The request
Leave the pictures out and transcribe every record exactly.

Material

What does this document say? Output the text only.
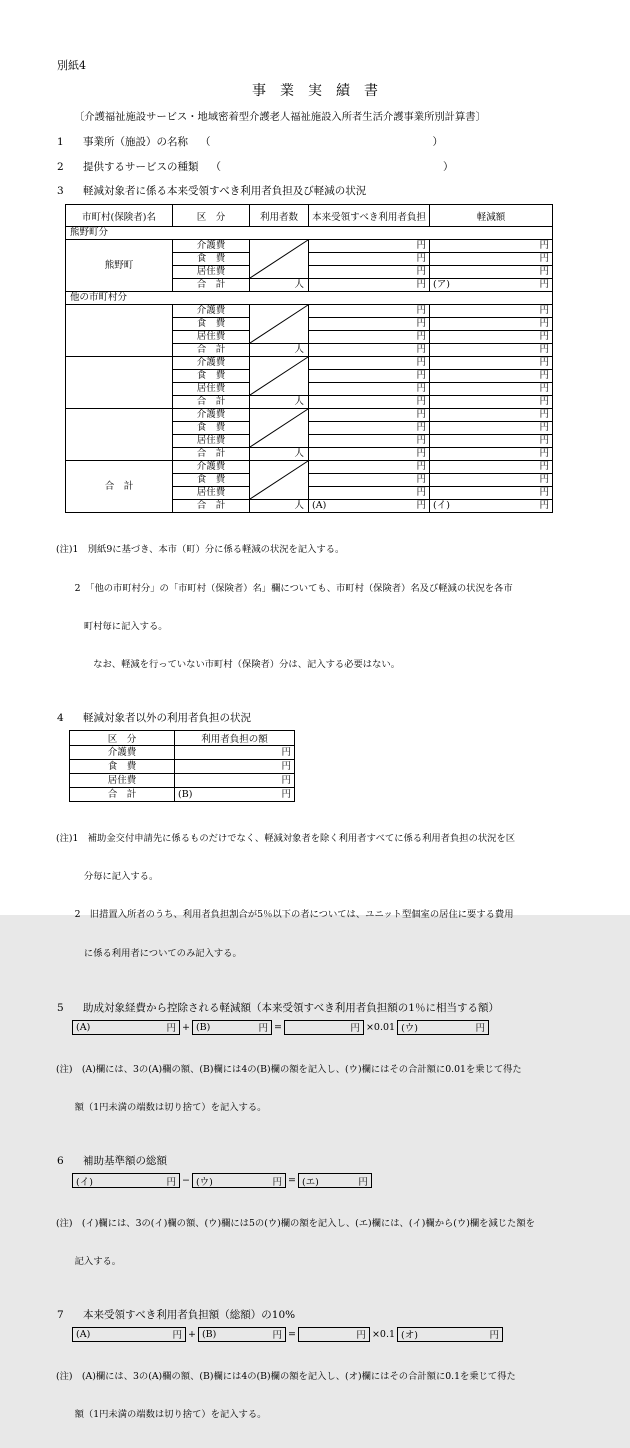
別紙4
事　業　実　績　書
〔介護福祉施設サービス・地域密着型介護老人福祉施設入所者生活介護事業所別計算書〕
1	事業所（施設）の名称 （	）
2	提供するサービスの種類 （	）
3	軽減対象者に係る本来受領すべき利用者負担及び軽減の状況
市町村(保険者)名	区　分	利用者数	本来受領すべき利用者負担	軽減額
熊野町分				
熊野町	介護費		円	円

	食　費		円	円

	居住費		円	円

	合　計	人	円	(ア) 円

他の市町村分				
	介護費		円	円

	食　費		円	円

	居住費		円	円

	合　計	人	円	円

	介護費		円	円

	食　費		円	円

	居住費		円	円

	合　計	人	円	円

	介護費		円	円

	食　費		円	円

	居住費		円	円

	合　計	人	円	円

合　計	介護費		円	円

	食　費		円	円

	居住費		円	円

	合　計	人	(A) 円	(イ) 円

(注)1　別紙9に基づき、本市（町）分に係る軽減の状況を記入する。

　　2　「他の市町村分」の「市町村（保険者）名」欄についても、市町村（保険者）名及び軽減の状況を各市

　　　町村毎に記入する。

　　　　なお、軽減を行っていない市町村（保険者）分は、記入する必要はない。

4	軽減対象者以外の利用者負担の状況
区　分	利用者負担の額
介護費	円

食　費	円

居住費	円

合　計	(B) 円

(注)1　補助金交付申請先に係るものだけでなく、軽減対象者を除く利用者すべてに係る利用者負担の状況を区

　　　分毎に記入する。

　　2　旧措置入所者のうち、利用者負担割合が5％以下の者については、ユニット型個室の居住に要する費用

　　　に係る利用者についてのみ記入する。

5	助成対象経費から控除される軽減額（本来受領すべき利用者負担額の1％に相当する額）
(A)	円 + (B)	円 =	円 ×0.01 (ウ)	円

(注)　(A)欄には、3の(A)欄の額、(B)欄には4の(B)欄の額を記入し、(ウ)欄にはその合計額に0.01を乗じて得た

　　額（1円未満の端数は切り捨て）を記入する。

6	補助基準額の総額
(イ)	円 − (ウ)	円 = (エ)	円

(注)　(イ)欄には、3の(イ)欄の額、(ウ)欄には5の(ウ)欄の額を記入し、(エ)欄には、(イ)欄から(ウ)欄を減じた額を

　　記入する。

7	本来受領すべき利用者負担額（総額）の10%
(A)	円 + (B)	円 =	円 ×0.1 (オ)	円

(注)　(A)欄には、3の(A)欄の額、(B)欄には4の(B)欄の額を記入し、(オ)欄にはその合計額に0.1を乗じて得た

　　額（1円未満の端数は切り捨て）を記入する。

Expected answer
What does this document say? Output the text only.
別紙4
事　業　実　績　書
〔介護福祉施設サービス・地域密着型介護老人福祉施設入所者生活介護事業所別計算書〕
1	事業所（施設）の名称 （	）
2	提供するサービスの種類 （	）
3	軽減対象者に係る本来受領すべき利用者負担及び軽減の状況
市町村(保険者)名	区　分	利用者数	本来受領すべき利用者負担	軽減額
熊野町分				
熊野町	介護費		円	円

	食　費		円	円

	居住費		円	円

	合　計	人	円	(ア) 円

他の市町村分				
	介護費		円	円

	食　費		円	円

	居住費		円	円

	合　計	人	円	円

	介護費		円	円

	食　費		円	円

	居住費		円	円

	合　計	人	円	円

	介護費		円	円

	食　費		円	円

	居住費		円	円

	合　計	人	円	円

合　計	介護費		円	円

	食　費		円	円

	居住費		円	円

	合　計	人	(A) 円	(イ) 円

(注)1　別紙9に基づき、本市（町）分に係る軽減の状況を記入する。

　　2　「他の市町村分」の「市町村（保険者）名」欄についても、市町村（保険者）名及び軽減の状況を各市

　　　町村毎に記入する。

　　　　なお、軽減を行っていない市町村（保険者）分は、記入する必要はない。

4	軽減対象者以外の利用者負担の状況
区　分	利用者負担の額
介護費	円

食　費	円

居住費	円

合　計	(B) 円

(注)1　補助金交付申請先に係るものだけでなく、軽減対象者を除く利用者すべてに係る利用者負担の状況を区

　　　分毎に記入する。

　　2　旧措置入所者のうち、利用者負担割合が5％以下の者については、ユニット型個室の居住に要する費用

　　　に係る利用者についてのみ記入する。

5	助成対象経費から控除される軽減額（本来受領すべき利用者負担額の1％に相当する額）
(A)	円 + (B)	円 =	円 ×0.01 (ウ)	円

(注)　(A)欄には、3の(A)欄の額、(B)欄には4の(B)欄の額を記入し、(ウ)欄にはその合計額に0.01を乗じて得た

　　額（1円未満の端数は切り捨て）を記入する。

6	補助基準額の総額
(イ)	円 − (ウ)	円 = (エ)	円

(注)　(イ)欄には、3の(イ)欄の額、(ウ)欄には5の(ウ)欄の額を記入し、(エ)欄には、(イ)欄から(ウ)欄を減じた額を

　　記入する。

7	本来受領すべき利用者負担額（総額）の10%
(A)	円 + (B)	円 =	円 ×0.1 (オ)	円

(注)　(A)欄には、3の(A)欄の額、(B)欄には4の(B)欄の額を記入し、(オ)欄にはその合計額に0.1を乗じて得た

　　額（1円未満の端数は切り捨て）を記入する。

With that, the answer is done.